Set task: Please reproduce each of the following rows, changing no character.

Bounding box entries
=======
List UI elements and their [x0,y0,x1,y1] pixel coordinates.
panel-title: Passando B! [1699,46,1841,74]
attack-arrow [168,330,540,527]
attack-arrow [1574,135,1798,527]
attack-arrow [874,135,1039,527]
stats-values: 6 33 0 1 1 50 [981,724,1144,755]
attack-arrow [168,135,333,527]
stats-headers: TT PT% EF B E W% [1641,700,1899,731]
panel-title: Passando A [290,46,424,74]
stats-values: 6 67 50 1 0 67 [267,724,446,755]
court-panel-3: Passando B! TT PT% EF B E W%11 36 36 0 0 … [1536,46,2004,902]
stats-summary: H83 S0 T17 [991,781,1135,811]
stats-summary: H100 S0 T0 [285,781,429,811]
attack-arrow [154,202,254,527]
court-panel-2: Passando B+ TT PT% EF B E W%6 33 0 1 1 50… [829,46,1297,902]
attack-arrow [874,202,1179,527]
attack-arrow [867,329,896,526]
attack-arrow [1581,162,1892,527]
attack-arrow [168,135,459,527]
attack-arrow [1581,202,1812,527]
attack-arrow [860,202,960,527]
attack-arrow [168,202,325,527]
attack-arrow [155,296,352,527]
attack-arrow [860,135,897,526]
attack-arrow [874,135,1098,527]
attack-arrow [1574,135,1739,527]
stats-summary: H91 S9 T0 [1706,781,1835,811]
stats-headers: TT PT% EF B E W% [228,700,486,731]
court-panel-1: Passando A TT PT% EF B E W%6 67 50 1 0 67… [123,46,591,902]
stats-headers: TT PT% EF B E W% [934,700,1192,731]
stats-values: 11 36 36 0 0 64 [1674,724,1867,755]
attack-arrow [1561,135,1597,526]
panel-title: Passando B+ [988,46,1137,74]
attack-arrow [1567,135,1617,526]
=======
Exercise result:
List UI elements and their [x0,y0,x1,y1] pixel coordinates.
panel-title: Passando B! [1699,46,1841,74]
attack-arrow [168,330,540,527]
attack-arrow [1574,135,1798,527]
attack-arrow [874,135,1039,527]
stats-values: 6 33 0 1 1 50 [981,724,1144,755]
attack-arrow [168,135,333,527]
stats-headers: TT PT% EF B E W% [1641,700,1899,731]
panel-title: Passando A [290,46,424,74]
stats-values: 6 67 50 1 0 67 [267,724,446,755]
court-panel-3: Passando B! TT PT% EF B E W%11 36 36 0 0 … [1536,46,2004,902]
stats-summary: H83 S0 T17 [991,781,1135,811]
stats-summary: H100 S0 T0 [285,781,429,811]
attack-arrow [154,202,254,527]
court-panel-2: Passando B+ TT PT% EF B E W%6 33 0 1 1 50… [829,46,1297,902]
attack-arrow [874,202,1179,527]
attack-arrow [867,329,896,526]
attack-arrow [1581,162,1892,527]
attack-arrow [168,135,459,527]
attack-arrow [1581,202,1812,527]
attack-arrow [860,202,960,527]
attack-arrow [168,202,325,527]
attack-arrow [155,296,352,527]
attack-arrow [860,135,897,526]
attack-arrow [874,135,1098,527]
attack-arrow [1574,135,1739,527]
stats-summary: H91 S9 T0 [1706,781,1835,811]
stats-headers: TT PT% EF B E W% [228,700,486,731]
court-panel-1: Passando A TT PT% EF B E W%6 67 50 1 0 67… [123,46,591,902]
stats-headers: TT PT% EF B E W% [934,700,1192,731]
stats-values: 11 36 36 0 0 64 [1674,724,1867,755]
attack-arrow [1561,135,1597,526]
panel-title: Passando B+ [988,46,1137,74]
attack-arrow [1567,135,1617,526]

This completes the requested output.